## AIM
Repeat each entry as written and leave the images out of the copy.
☆ ☆ ☆ ☆ ☆
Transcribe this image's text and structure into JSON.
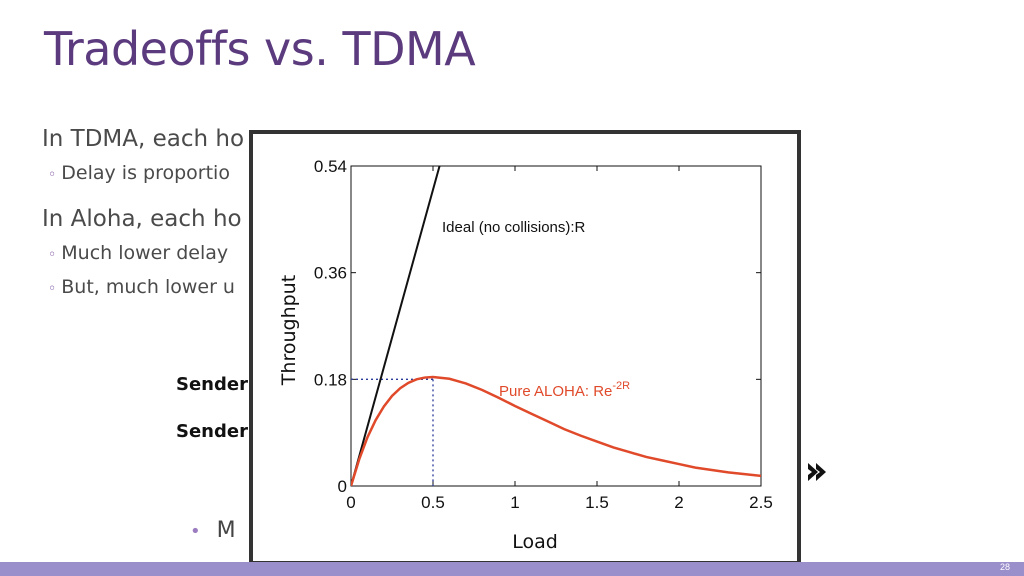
{
  "slide": {
    "title": "Tradeoffs vs. TDMA",
    "bullets": [
      {
        "text": "In TDMA, each ho",
        "sub": [
          "Delay is proportio"
        ]
      },
      {
        "text": "In Aloha, each ho",
        "sub": [
          "Much lower delay",
          "But, much lower u"
        ]
      }
    ],
    "senders": [
      "Sender",
      "Sender"
    ],
    "bottom_bullet": "M",
    "page_number": "28"
  },
  "colors": {
    "title": "#5b3a7e",
    "footer": "#9a8fcb",
    "ideal_line": "#111111",
    "aloha_curve": "#e04a2a",
    "guide_lines": "#2a3a9a"
  },
  "icons": [
    "double-arrow-right-icon"
  ],
  "chart_data": {
    "type": "line",
    "xlabel": "Load",
    "ylabel": "Throughput",
    "xlim": [
      0,
      2.5
    ],
    "ylim": [
      0,
      0.54
    ],
    "x_ticks": [
      "0",
      "0.5",
      "1",
      "1.5",
      "2",
      "2.5"
    ],
    "y_ticks": [
      "0",
      "0.18",
      "0.36",
      "0.54"
    ],
    "grid": false,
    "series": [
      {
        "name": "Ideal (no collisions):R",
        "x": [
          0,
          0.54
        ],
        "y": [
          0,
          0.54
        ]
      },
      {
        "name": "Pure ALOHA: Re",
        "superscript": "-2R",
        "x": [
          0,
          0.05,
          0.1,
          0.15,
          0.2,
          0.25,
          0.3,
          0.35,
          0.4,
          0.45,
          0.5,
          0.6,
          0.7,
          0.8,
          0.9,
          1.0,
          1.1,
          1.2,
          1.3,
          1.4,
          1.5,
          1.6,
          1.7,
          1.8,
          1.9,
          2.0,
          2.1,
          2.2,
          2.3,
          2.4,
          2.5
        ],
        "y": [
          0,
          0.045,
          0.082,
          0.111,
          0.134,
          0.152,
          0.165,
          0.174,
          0.18,
          0.183,
          0.184,
          0.181,
          0.173,
          0.162,
          0.149,
          0.135,
          0.122,
          0.109,
          0.096,
          0.085,
          0.075,
          0.065,
          0.057,
          0.049,
          0.043,
          0.037,
          0.031,
          0.027,
          0.023,
          0.02,
          0.017
        ]
      }
    ],
    "annotations": {
      "peak_x": 0.5,
      "peak_y": 0.18
    }
  }
}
☆ ☆ ☆ ☆ ☆
## CORRECT RESULT
Transcribe this image's text and structure into JSON.
{
  "slide": {
    "title": "Tradeoffs vs. TDMA",
    "bullets": [
      {
        "text": "In TDMA, each ho",
        "sub": [
          "Delay is proportio"
        ]
      },
      {
        "text": "In Aloha, each ho",
        "sub": [
          "Much lower delay",
          "But, much lower u"
        ]
      }
    ],
    "senders": [
      "Sender",
      "Sender"
    ],
    "bottom_bullet": "M",
    "page_number": "28"
  },
  "colors": {
    "title": "#5b3a7e",
    "footer": "#9a8fcb",
    "ideal_line": "#111111",
    "aloha_curve": "#e04a2a",
    "guide_lines": "#2a3a9a"
  },
  "icons": [
    "double-arrow-right-icon"
  ],
  "chart_data": {
    "type": "line",
    "xlabel": "Load",
    "ylabel": "Throughput",
    "xlim": [
      0,
      2.5
    ],
    "ylim": [
      0,
      0.54
    ],
    "x_ticks": [
      "0",
      "0.5",
      "1",
      "1.5",
      "2",
      "2.5"
    ],
    "y_ticks": [
      "0",
      "0.18",
      "0.36",
      "0.54"
    ],
    "grid": false,
    "series": [
      {
        "name": "Ideal (no collisions):R",
        "x": [
          0,
          0.54
        ],
        "y": [
          0,
          0.54
        ]
      },
      {
        "name": "Pure ALOHA: Re",
        "superscript": "-2R",
        "x": [
          0,
          0.05,
          0.1,
          0.15,
          0.2,
          0.25,
          0.3,
          0.35,
          0.4,
          0.45,
          0.5,
          0.6,
          0.7,
          0.8,
          0.9,
          1.0,
          1.1,
          1.2,
          1.3,
          1.4,
          1.5,
          1.6,
          1.7,
          1.8,
          1.9,
          2.0,
          2.1,
          2.2,
          2.3,
          2.4,
          2.5
        ],
        "y": [
          0,
          0.045,
          0.082,
          0.111,
          0.134,
          0.152,
          0.165,
          0.174,
          0.18,
          0.183,
          0.184,
          0.181,
          0.173,
          0.162,
          0.149,
          0.135,
          0.122,
          0.109,
          0.096,
          0.085,
          0.075,
          0.065,
          0.057,
          0.049,
          0.043,
          0.037,
          0.031,
          0.027,
          0.023,
          0.02,
          0.017
        ]
      }
    ],
    "annotations": {
      "peak_x": 0.5,
      "peak_y": 0.18
    }
  }
}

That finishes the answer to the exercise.